» What is asked: Comb the records below for the string "координат" and copy each line where it turns up.

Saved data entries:
-- START --

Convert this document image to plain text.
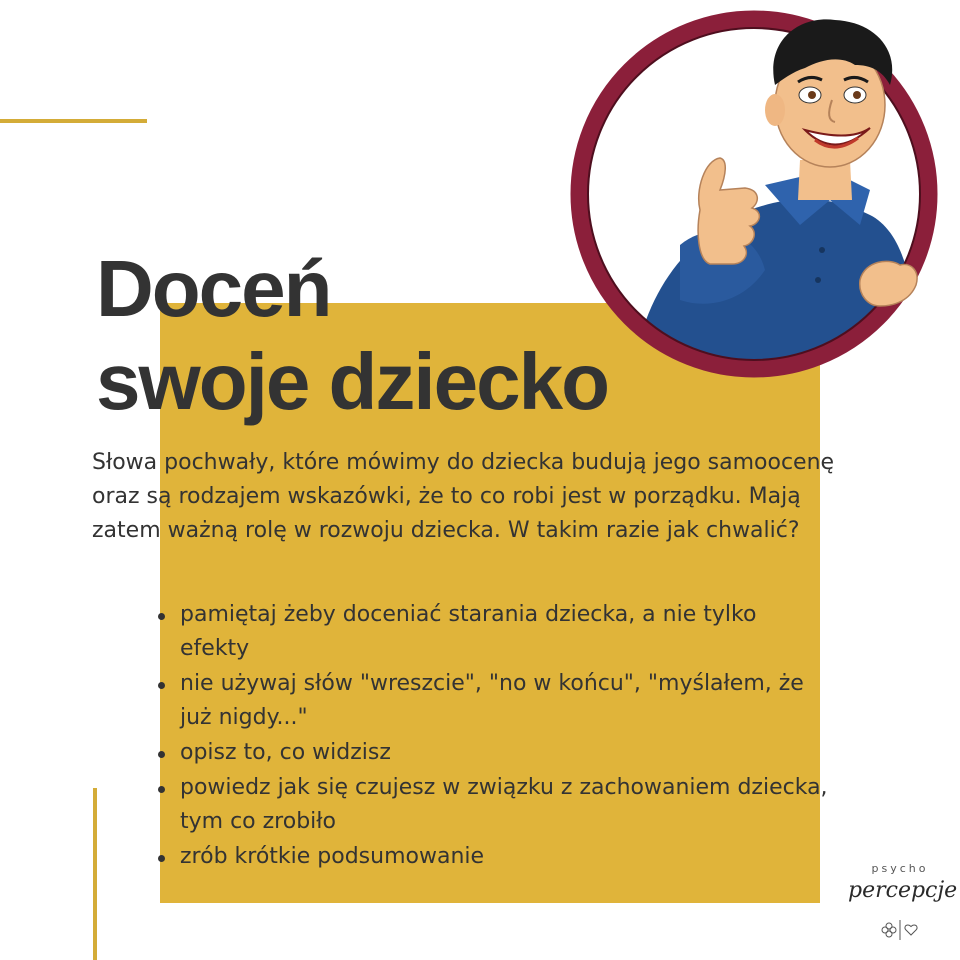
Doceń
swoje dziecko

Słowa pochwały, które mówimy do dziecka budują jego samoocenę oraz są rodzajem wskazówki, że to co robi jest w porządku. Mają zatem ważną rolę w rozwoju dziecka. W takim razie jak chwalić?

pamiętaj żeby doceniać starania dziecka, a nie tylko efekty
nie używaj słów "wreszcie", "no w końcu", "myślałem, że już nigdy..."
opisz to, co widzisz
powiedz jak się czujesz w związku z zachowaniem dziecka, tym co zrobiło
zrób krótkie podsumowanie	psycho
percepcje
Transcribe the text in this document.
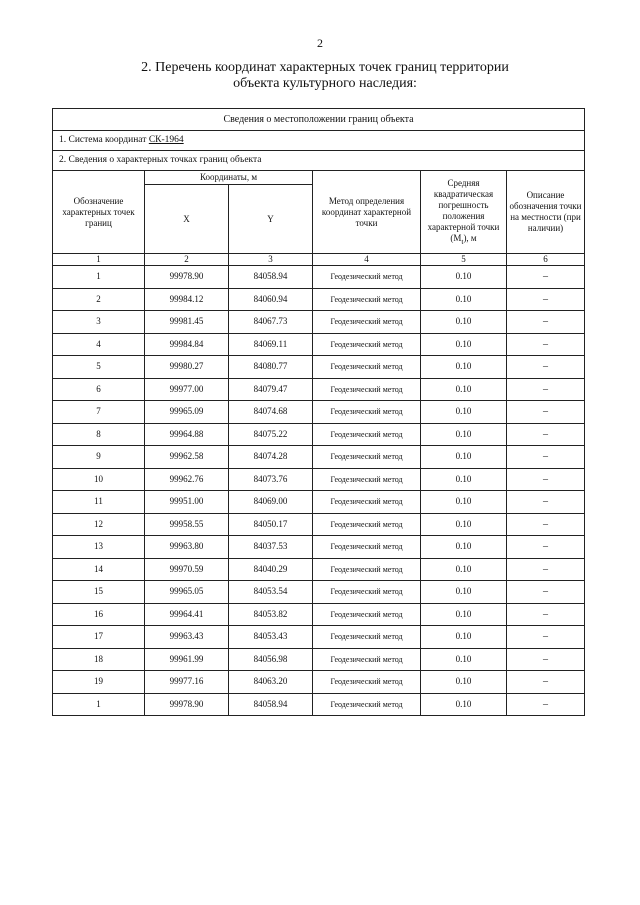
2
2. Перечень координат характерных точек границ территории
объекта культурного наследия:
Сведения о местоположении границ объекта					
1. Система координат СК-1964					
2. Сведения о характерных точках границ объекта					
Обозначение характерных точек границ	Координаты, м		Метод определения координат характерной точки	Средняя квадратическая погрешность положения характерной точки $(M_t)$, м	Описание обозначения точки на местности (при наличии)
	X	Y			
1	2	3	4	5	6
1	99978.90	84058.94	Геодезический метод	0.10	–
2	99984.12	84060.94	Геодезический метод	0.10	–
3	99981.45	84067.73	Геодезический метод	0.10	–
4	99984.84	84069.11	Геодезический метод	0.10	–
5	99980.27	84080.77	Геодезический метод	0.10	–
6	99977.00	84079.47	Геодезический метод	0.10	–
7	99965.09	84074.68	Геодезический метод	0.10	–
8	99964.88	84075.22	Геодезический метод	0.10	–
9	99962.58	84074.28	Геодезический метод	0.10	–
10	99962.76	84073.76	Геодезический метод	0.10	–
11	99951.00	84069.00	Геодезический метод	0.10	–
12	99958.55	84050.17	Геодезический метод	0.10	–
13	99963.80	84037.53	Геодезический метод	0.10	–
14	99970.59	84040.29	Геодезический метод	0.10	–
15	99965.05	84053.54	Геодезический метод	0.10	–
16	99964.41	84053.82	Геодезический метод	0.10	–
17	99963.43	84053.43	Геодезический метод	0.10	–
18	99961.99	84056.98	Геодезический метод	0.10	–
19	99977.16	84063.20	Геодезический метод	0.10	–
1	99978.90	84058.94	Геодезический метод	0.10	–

-- END --
-- START --

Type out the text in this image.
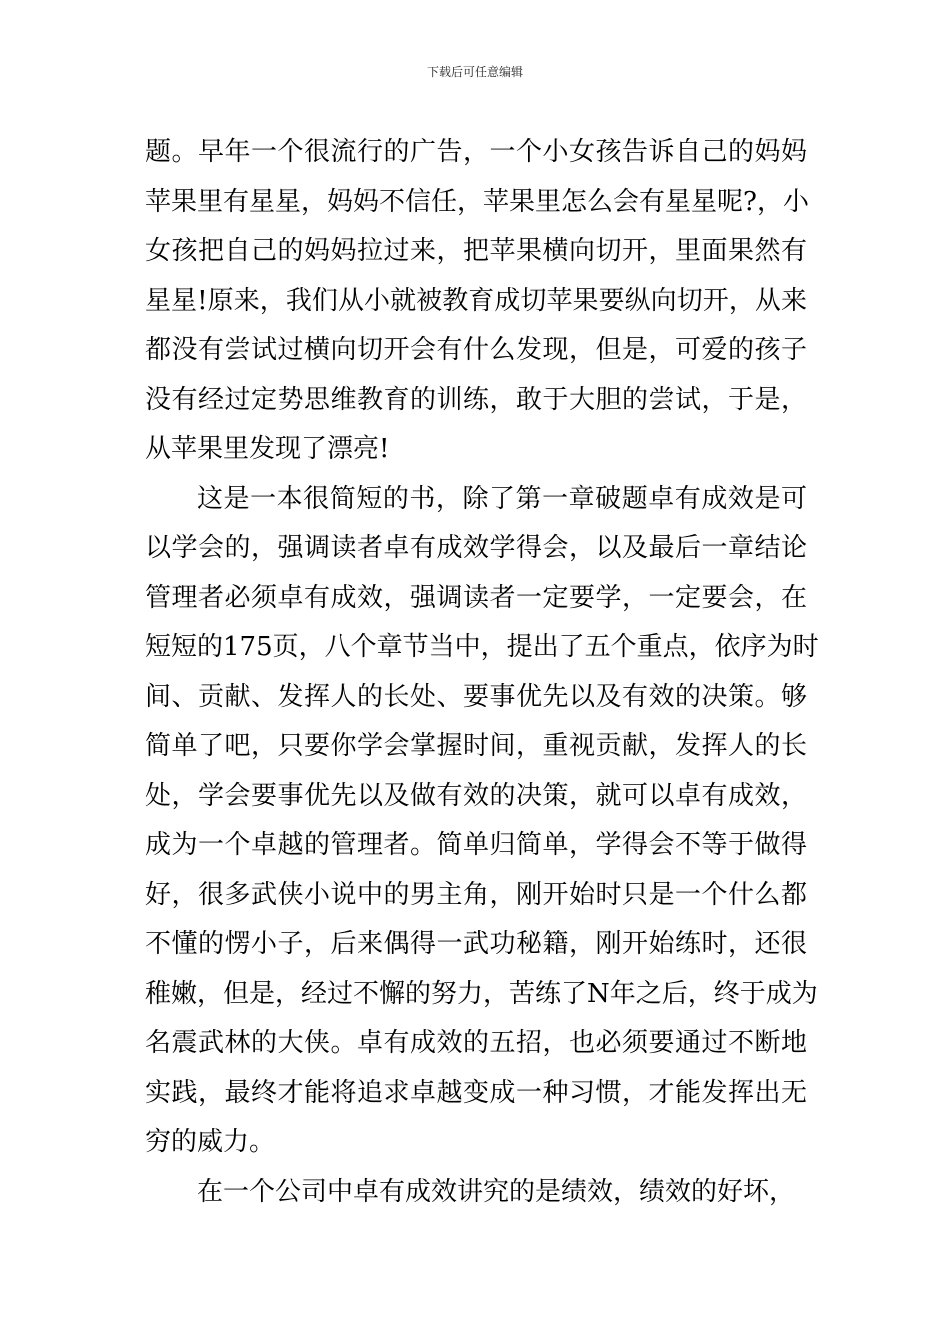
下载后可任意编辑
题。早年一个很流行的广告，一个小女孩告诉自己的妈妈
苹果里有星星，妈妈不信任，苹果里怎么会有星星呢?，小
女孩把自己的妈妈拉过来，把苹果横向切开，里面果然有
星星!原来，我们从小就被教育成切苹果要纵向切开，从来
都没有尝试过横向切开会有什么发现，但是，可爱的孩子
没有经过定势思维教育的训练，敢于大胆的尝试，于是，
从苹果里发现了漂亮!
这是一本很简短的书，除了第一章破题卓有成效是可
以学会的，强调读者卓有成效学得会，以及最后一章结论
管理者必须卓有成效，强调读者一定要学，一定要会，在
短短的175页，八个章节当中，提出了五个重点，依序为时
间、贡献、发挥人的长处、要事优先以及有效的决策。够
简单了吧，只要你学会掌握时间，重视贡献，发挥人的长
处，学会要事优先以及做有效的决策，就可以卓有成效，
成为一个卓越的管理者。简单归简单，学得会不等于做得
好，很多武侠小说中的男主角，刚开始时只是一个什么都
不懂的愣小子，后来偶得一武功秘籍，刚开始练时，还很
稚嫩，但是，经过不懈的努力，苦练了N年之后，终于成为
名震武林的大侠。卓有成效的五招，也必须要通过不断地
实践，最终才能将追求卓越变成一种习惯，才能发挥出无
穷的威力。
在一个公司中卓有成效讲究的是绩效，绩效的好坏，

-- END --

» The response:
2. Перечень координат характерных точек границ территории
1. Система координат СК-1964					
Обозначение характерных точек границ	Координаты, м		Метод определения координат характерной точки	Средняя квадратическая погрешность положения характерной точки $(M_t)$, м	Описание обозначения точки на местности (при наличии)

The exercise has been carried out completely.